Rewrite the lines of every entry below as a numbered list, dropping any blank lines.

○ ○ ○ ○ ○

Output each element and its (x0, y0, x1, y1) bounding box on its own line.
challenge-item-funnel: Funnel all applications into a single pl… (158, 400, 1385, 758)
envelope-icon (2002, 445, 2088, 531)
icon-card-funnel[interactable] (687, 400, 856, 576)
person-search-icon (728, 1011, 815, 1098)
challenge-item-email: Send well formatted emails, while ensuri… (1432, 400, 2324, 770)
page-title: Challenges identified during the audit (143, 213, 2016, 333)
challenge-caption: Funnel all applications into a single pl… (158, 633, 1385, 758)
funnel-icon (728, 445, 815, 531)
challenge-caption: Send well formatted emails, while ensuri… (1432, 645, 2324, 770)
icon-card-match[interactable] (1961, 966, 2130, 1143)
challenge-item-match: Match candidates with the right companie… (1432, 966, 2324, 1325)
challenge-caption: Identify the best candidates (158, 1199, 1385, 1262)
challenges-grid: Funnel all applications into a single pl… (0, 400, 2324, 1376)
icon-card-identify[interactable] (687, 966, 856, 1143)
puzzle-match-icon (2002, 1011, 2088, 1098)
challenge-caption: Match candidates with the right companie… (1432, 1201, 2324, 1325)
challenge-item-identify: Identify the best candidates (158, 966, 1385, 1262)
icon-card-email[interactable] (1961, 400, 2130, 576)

○ ○ ○ ○ ○

FINISHED TASK:
1. Output each element and its (x0, y0, x1, y1) bounding box on its own line.
2. challenge-item-funnel: Funnel all applications into a single pl… (158, 400, 1385, 758)
3. envelope-icon (2002, 445, 2088, 531)
4. icon-card-funnel[interactable] (687, 400, 856, 576)
5. person-search-icon (728, 1011, 815, 1098)
6. challenge-item-email: Send well formatted emails, while ensuri… (1432, 400, 2324, 770)
7. page-title: Challenges identified during the audit (143, 213, 2016, 333)
8. challenge-caption: Funnel all applications into a single pl… (158, 633, 1385, 758)
9. funnel-icon (728, 445, 815, 531)
10. challenge-caption: Send well formatted emails, while ensuri… (1432, 645, 2324, 770)
11. icon-card-match[interactable] (1961, 966, 2130, 1143)
12. challenge-item-match: Match candidates with the right companie… (1432, 966, 2324, 1325)
13. challenge-caption: Identify the best candidates (158, 1199, 1385, 1262)
14. challenges-grid: Funnel all applications into a single pl… (0, 400, 2324, 1376)
15. icon-card-identify[interactable] (687, 966, 856, 1143)
16. puzzle-match-icon (2002, 1011, 2088, 1098)
17. challenge-caption: Match candidates with the right companie… (1432, 1201, 2324, 1325)
18. challenge-item-identify: Identify the best candidates (158, 966, 1385, 1262)
19. icon-card-email[interactable] (1961, 400, 2130, 576)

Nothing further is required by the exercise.